» **Stated task**: Please quote every line word for word.

[start of Exercise inputs]

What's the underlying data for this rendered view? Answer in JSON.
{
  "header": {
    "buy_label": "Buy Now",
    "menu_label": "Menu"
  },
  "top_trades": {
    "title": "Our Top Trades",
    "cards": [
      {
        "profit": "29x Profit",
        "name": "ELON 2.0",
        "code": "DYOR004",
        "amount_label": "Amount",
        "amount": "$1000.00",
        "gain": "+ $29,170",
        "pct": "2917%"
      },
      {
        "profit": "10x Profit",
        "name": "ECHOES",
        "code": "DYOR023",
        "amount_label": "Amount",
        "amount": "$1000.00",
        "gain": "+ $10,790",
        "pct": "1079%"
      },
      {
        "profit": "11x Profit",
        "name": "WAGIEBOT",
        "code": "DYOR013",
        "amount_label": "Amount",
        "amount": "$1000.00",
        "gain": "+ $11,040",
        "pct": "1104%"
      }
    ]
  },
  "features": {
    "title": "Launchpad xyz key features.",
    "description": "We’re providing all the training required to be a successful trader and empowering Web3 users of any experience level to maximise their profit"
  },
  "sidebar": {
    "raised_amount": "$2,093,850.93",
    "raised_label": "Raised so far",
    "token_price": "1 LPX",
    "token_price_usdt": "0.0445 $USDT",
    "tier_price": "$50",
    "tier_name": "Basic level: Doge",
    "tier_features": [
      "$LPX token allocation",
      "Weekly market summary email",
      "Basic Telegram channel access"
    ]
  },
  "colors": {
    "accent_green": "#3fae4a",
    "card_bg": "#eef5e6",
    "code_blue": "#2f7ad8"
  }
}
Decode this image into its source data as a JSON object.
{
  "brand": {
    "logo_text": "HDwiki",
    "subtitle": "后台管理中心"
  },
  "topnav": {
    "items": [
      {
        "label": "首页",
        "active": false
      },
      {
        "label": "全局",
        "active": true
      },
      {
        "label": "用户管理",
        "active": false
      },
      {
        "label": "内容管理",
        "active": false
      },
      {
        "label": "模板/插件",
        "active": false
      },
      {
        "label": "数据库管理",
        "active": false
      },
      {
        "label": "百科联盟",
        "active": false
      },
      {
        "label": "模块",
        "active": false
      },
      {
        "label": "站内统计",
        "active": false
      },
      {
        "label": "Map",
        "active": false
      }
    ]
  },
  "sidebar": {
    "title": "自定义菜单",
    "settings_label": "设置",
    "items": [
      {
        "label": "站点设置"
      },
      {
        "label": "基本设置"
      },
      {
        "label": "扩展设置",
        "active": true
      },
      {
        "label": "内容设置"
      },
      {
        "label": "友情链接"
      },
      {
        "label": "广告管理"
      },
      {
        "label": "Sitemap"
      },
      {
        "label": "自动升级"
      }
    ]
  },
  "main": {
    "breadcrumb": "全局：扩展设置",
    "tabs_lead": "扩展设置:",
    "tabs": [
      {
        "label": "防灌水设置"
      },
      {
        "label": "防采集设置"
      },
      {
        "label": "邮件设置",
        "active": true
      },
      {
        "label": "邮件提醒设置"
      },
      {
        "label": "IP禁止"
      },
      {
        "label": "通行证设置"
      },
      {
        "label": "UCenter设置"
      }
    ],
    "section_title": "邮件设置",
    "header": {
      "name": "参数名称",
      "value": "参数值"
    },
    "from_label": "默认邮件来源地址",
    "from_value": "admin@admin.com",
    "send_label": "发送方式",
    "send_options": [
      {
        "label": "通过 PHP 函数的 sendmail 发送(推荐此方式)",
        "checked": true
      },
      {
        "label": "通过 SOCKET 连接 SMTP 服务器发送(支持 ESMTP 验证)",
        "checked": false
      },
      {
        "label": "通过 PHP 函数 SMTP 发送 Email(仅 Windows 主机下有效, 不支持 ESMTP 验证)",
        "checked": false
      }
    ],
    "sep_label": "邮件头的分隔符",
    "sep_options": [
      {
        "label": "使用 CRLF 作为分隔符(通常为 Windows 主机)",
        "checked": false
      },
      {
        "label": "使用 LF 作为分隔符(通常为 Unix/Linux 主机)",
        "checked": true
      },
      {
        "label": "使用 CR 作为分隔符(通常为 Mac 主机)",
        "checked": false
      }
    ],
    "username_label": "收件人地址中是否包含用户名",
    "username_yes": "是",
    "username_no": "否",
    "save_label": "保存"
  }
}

[end of Exercise inputs]

» **Reply**:
What's the underlying data for this rendered view? Answer in JSON.
{
  "header": {
    "buy_label": "Buy Now",
    "menu_label": "Menu"
  },
  "top_trades": {
    "title": "Our Top Trades",
    "cards": [
      {
        "profit": "29x Profit",
        "name": "ELON 2.0",
        "code": "DYOR004",
        "amount_label": "Amount",
        "amount": "$1000.00",
        "gain": "+ $29,170",
        "pct": "2917%"
      },
      {
        "profit": "10x Profit",
        "name": "ECHOES",
        "code": "DYOR023",
        "amount_label": "Amount",
        "amount": "$1000.00",
        "gain": "+ $10,790",
        "pct": "1079%"
      },
      {
        "profit": "11x Profit",
        "name": "WAGIEBOT",
        "code": "DYOR013",
        "amount_label": "Amount",
        "amount": "$1000.00",
        "gain": "+ $11,040",
        "pct": "1104%"
      }
    ]
  },
  "features": {
    "title": "Launchpad xyz key features.",
    "description": "We’re providing all the training required to be a successful trader and empowering Web3 users of any experience level to maximise their profit"
  },
  "sidebar": {
    "raised_amount": "$2,093,850.93",
    "raised_label": "Raised so far",
    "token_price": "1 LPX",
    "token_price_usdt": "0.0445 $USDT",
    "tier_price": "$50",
    "tier_name": "Basic level: Doge",
    "tier_features": [
      "$LPX token allocation",
      "Weekly market summary email",
      "Basic Telegram channel access"
    ]
  },
  "colors": {
    "accent_green": "#3fae4a",
    "card_bg": "#eef5e6",
    "code_blue": "#2f7ad8"
  }
}
Decode this image into its source data as a JSON object.
{
  "brand": {
    "logo_text": "HDwiki",
    "subtitle": "后台管理中心"
  },
  "topnav": {
    "items": [
      {
        "label": "首页",
        "active": false
      },
      {
        "label": "全局",
        "active": true
      },
      {
        "label": "用户管理",
        "active": false
      },
      {
        "label": "内容管理",
        "active": false
      },
      {
        "label": "模板/插件",
        "active": false
      },
      {
        "label": "数据库管理",
        "active": false
      },
      {
        "label": "百科联盟",
        "active": false
      },
      {
        "label": "模块",
        "active": false
      },
      {
        "label": "站内统计",
        "active": false
      },
      {
        "label": "Map",
        "active": false
      }
    ]
  },
  "sidebar": {
    "title": "自定义菜单",
    "settings_label": "设置",
    "items": [
      {
        "label": "站点设置"
      },
      {
        "label": "基本设置"
      },
      {
        "label": "扩展设置",
        "active": true
      },
      {
        "label": "内容设置"
      },
      {
        "label": "友情链接"
      },
      {
        "label": "广告管理"
      },
      {
        "label": "Sitemap"
      },
      {
        "label": "自动升级"
      }
    ]
  },
  "main": {
    "breadcrumb": "全局：扩展设置",
    "tabs_lead": "扩展设置:",
    "tabs": [
      {
        "label": "防灌水设置"
      },
      {
        "label": "防采集设置"
      },
      {
        "label": "邮件设置",
        "active": true
      },
      {
        "label": "邮件提醒设置"
      },
      {
        "label": "IP禁止"
      },
      {
        "label": "通行证设置"
      },
      {
        "label": "UCenter设置"
      }
    ],
    "section_title": "邮件设置",
    "header": {
      "name": "参数名称",
      "value": "参数值"
    },
    "from_label": "默认邮件来源地址",
    "from_value": "admin@admin.com",
    "send_label": "发送方式",
    "send_options": [
      {
        "label": "通过 PHP 函数的 sendmail 发送(推荐此方式)",
        "checked": true
      },
      {
        "label": "通过 SOCKET 连接 SMTP 服务器发送(支持 ESMTP 验证)",
        "checked": false
      },
      {
        "label": "通过 PHP 函数 SMTP 发送 Email(仅 Windows 主机下有效, 不支持 ESMTP 验证)",
        "checked": false
      }
    ],
    "sep_label": "邮件头的分隔符",
    "sep_options": [
      {
        "label": "使用 CRLF 作为分隔符(通常为 Windows 主机)",
        "checked": false
      },
      {
        "label": "使用 LF 作为分隔符(通常为 Unix/Linux 主机)",
        "checked": true
      },
      {
        "label": "使用 CR 作为分隔符(通常为 Mac 主机)",
        "checked": false
      }
    ],
    "username_label": "收件人地址中是否包含用户名",
    "username_yes": "是",
    "username_no": "否",
    "save_label": "保存"
  }
}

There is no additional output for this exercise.